• Task directions
Transcribe the records that follow, preserving every word.

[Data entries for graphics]
'''

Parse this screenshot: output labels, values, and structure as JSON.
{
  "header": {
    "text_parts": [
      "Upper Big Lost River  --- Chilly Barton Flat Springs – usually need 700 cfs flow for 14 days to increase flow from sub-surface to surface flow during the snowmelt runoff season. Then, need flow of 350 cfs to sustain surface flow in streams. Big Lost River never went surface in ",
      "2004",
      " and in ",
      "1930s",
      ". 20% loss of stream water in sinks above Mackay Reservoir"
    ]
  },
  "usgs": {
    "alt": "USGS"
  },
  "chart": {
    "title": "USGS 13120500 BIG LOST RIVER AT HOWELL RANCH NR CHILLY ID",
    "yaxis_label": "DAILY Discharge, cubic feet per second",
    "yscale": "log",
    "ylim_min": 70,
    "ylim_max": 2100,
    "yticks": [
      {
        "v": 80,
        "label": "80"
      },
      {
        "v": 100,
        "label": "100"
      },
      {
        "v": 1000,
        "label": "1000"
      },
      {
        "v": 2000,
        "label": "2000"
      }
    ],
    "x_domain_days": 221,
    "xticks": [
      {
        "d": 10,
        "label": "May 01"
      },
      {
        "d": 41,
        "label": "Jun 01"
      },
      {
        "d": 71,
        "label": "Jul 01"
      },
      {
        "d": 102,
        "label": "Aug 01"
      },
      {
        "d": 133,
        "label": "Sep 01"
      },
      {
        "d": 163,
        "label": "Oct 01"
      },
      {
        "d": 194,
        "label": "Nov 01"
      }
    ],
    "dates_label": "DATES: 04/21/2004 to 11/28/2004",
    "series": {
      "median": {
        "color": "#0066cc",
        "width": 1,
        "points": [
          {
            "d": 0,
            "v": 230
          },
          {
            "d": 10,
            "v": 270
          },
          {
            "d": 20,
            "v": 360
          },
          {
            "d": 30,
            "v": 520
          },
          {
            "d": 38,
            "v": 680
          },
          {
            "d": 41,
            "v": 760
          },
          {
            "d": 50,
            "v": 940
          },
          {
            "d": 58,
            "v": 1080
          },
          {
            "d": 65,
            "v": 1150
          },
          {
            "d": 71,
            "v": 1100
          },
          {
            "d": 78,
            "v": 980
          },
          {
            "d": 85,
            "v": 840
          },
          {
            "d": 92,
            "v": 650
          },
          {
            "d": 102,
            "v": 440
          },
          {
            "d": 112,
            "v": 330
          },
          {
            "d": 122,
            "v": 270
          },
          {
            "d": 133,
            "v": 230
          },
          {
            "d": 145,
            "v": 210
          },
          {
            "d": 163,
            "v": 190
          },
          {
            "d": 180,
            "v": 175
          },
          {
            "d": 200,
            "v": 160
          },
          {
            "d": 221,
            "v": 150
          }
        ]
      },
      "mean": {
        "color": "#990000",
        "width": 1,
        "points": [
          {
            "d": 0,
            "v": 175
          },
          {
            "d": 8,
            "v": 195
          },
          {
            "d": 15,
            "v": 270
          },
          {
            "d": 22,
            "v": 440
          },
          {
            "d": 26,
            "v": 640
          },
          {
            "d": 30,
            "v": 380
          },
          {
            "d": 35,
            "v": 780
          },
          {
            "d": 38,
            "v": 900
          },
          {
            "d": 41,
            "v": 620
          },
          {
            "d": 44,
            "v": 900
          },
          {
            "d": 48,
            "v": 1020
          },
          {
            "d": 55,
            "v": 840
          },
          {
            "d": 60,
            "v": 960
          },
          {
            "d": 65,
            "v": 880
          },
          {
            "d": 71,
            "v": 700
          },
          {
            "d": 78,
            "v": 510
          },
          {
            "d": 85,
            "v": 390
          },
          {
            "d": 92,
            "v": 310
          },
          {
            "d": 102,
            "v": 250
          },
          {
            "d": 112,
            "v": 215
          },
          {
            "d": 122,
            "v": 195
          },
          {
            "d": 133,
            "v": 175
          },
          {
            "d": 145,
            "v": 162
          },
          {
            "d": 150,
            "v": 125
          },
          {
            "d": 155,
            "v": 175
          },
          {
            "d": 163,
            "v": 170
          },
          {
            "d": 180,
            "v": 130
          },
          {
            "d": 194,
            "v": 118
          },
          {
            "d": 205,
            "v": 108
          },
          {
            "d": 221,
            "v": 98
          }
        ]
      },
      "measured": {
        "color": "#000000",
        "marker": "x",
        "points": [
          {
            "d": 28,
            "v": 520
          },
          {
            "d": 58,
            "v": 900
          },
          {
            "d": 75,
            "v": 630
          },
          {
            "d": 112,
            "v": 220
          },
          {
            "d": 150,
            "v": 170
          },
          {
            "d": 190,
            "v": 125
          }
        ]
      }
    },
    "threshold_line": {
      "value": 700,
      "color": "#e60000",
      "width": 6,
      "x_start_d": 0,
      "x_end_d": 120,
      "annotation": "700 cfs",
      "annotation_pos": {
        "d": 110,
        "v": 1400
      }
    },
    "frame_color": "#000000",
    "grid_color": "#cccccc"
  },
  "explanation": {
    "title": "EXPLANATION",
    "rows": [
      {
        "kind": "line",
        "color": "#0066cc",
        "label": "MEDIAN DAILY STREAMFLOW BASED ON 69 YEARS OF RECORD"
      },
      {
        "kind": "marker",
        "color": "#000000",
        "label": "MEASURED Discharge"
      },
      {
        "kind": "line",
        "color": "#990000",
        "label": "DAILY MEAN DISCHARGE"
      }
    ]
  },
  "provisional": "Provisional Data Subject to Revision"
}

'''

• The completed task
Parse this screenshot: output labels, values, and structure as JSON.
{
  "header": {
    "text_parts": [
      "Upper Big Lost River  --- Chilly Barton Flat Springs – usually need 700 cfs flow for 14 days to increase flow from sub-surface to surface flow during the snowmelt runoff season. Then, need flow of 350 cfs to sustain surface flow in streams. Big Lost River never went surface in ",
      "2004",
      " and in ",
      "1930s",
      ". 20% loss of stream water in sinks above Mackay Reservoir"
    ]
  },
  "usgs": {
    "alt": "USGS"
  },
  "chart": {
    "title": "USGS 13120500 BIG LOST RIVER AT HOWELL RANCH NR CHILLY ID",
    "yaxis_label": "DAILY Discharge, cubic feet per second",
    "yscale": "log",
    "ylim_min": 70,
    "ylim_max": 2100,
    "yticks": [
      {
        "v": 80,
        "label": "80"
      },
      {
        "v": 100,
        "label": "100"
      },
      {
        "v": 1000,
        "label": "1000"
      },
      {
        "v": 2000,
        "label": "2000"
      }
    ],
    "x_domain_days": 221,
    "xticks": [
      {
        "d": 10,
        "label": "May 01"
      },
      {
        "d": 41,
        "label": "Jun 01"
      },
      {
        "d": 71,
        "label": "Jul 01"
      },
      {
        "d": 102,
        "label": "Aug 01"
      },
      {
        "d": 133,
        "label": "Sep 01"
      },
      {
        "d": 163,
        "label": "Oct 01"
      },
      {
        "d": 194,
        "label": "Nov 01"
      }
    ],
    "dates_label": "DATES: 04/21/2004 to 11/28/2004",
    "series": {
      "median": {
        "color": "#0066cc",
        "width": 1,
        "points": [
          {
            "d": 0,
            "v": 230
          },
          {
            "d": 10,
            "v": 270
          },
          {
            "d": 20,
            "v": 360
          },
          {
            "d": 30,
            "v": 520
          },
          {
            "d": 38,
            "v": 680
          },
          {
            "d": 41,
            "v": 760
          },
          {
            "d": 50,
            "v": 940
          },
          {
            "d": 58,
            "v": 1080
          },
          {
            "d": 65,
            "v": 1150
          },
          {
            "d": 71,
            "v": 1100
          },
          {
            "d": 78,
            "v": 980
          },
          {
            "d": 85,
            "v": 840
          },
          {
            "d": 92,
            "v": 650
          },
          {
            "d": 102,
            "v": 440
          },
          {
            "d": 112,
            "v": 330
          },
          {
            "d": 122,
            "v": 270
          },
          {
            "d": 133,
            "v": 230
          },
          {
            "d": 145,
            "v": 210
          },
          {
            "d": 163,
            "v": 190
          },
          {
            "d": 180,
            "v": 175
          },
          {
            "d": 200,
            "v": 160
          },
          {
            "d": 221,
            "v": 150
          }
        ]
      },
      "mean": {
        "color": "#990000",
        "width": 1,
        "points": [
          {
            "d": 0,
            "v": 175
          },
          {
            "d": 8,
            "v": 195
          },
          {
            "d": 15,
            "v": 270
          },
          {
            "d": 22,
            "v": 440
          },
          {
            "d": 26,
            "v": 640
          },
          {
            "d": 30,
            "v": 380
          },
          {
            "d": 35,
            "v": 780
          },
          {
            "d": 38,
            "v": 900
          },
          {
            "d": 41,
            "v": 620
          },
          {
            "d": 44,
            "v": 900
          },
          {
            "d": 48,
            "v": 1020
          },
          {
            "d": 55,
            "v": 840
          },
          {
            "d": 60,
            "v": 960
          },
          {
            "d": 65,
            "v": 880
          },
          {
            "d": 71,
            "v": 700
          },
          {
            "d": 78,
            "v": 510
          },
          {
            "d": 85,
            "v": 390
          },
          {
            "d": 92,
            "v": 310
          },
          {
            "d": 102,
            "v": 250
          },
          {
            "d": 112,
            "v": 215
          },
          {
            "d": 122,
            "v": 195
          },
          {
            "d": 133,
            "v": 175
          },
          {
            "d": 145,
            "v": 162
          },
          {
            "d": 150,
            "v": 125
          },
          {
            "d": 155,
            "v": 175
          },
          {
            "d": 163,
            "v": 170
          },
          {
            "d": 180,
            "v": 130
          },
          {
            "d": 194,
            "v": 118
          },
          {
            "d": 205,
            "v": 108
          },
          {
            "d": 221,
            "v": 98
          }
        ]
      },
      "measured": {
        "color": "#000000",
        "marker": "x",
        "points": [
          {
            "d": 28,
            "v": 520
          },
          {
            "d": 58,
            "v": 900
          },
          {
            "d": 75,
            "v": 630
          },
          {
            "d": 112,
            "v": 220
          },
          {
            "d": 150,
            "v": 170
          },
          {
            "d": 190,
            "v": 125
          }
        ]
      }
    },
    "threshold_line": {
      "value": 700,
      "color": "#e60000",
      "width": 6,
      "x_start_d": 0,
      "x_end_d": 120,
      "annotation": "700 cfs",
      "annotation_pos": {
        "d": 110,
        "v": 1400
      }
    },
    "frame_color": "#000000",
    "grid_color": "#cccccc"
  },
  "explanation": {
    "title": "EXPLANATION",
    "rows": [
      {
        "kind": "line",
        "color": "#0066cc",
        "label": "MEDIAN DAILY STREAMFLOW BASED ON 69 YEARS OF RECORD"
      },
      {
        "kind": "marker",
        "color": "#000000",
        "label": "MEASURED Discharge"
      },
      {
        "kind": "line",
        "color": "#990000",
        "label": "DAILY MEAN DISCHARGE"
      }
    ]
  },
  "provisional": "Provisional Data Subject to Revision"
}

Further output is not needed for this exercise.